Count how many lines contain the word "want". Please give only the number.

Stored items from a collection
= = =
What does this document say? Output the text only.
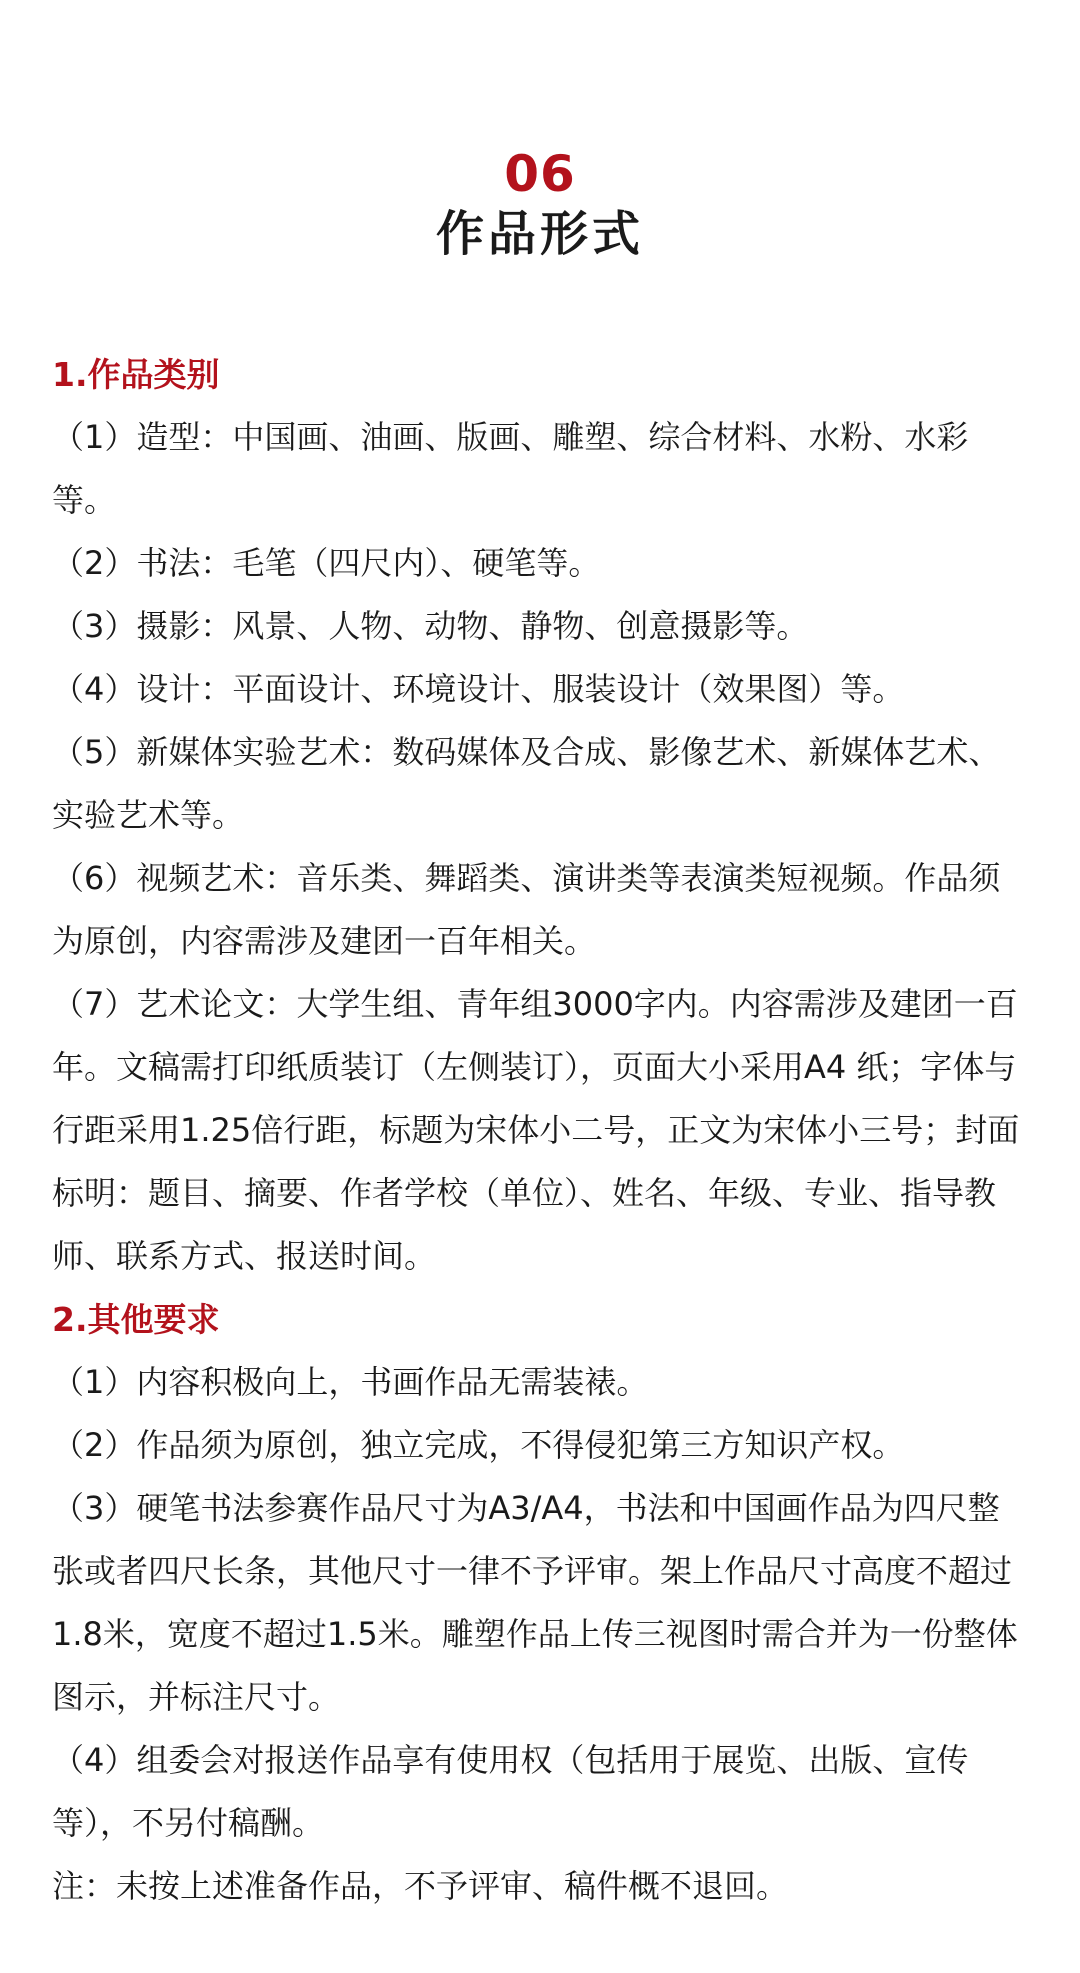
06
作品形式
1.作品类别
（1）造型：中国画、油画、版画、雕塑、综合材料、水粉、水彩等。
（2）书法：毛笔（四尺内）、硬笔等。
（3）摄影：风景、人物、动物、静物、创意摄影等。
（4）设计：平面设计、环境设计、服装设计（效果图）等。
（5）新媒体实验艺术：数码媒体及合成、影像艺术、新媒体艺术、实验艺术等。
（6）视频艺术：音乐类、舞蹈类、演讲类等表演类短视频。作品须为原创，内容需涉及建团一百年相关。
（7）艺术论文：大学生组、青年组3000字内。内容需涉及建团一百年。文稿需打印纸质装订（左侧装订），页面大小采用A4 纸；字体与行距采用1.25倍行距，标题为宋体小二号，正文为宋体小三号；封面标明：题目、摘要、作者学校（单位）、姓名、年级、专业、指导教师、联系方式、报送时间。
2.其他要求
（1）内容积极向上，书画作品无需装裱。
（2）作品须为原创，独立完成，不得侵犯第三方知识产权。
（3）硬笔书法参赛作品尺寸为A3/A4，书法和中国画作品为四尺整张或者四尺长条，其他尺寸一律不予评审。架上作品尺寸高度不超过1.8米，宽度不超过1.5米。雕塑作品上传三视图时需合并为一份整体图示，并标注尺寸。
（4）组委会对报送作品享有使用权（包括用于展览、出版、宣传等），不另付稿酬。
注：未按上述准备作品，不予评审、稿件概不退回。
= = =
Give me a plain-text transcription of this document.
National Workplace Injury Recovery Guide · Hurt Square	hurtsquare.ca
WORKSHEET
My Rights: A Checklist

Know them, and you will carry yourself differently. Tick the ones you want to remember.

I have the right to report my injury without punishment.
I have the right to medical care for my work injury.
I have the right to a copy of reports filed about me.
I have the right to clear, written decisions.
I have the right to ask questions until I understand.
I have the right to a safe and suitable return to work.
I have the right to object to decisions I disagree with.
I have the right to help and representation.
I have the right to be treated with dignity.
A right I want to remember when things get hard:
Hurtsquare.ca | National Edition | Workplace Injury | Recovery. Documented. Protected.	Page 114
= = =
Expected answer >> 2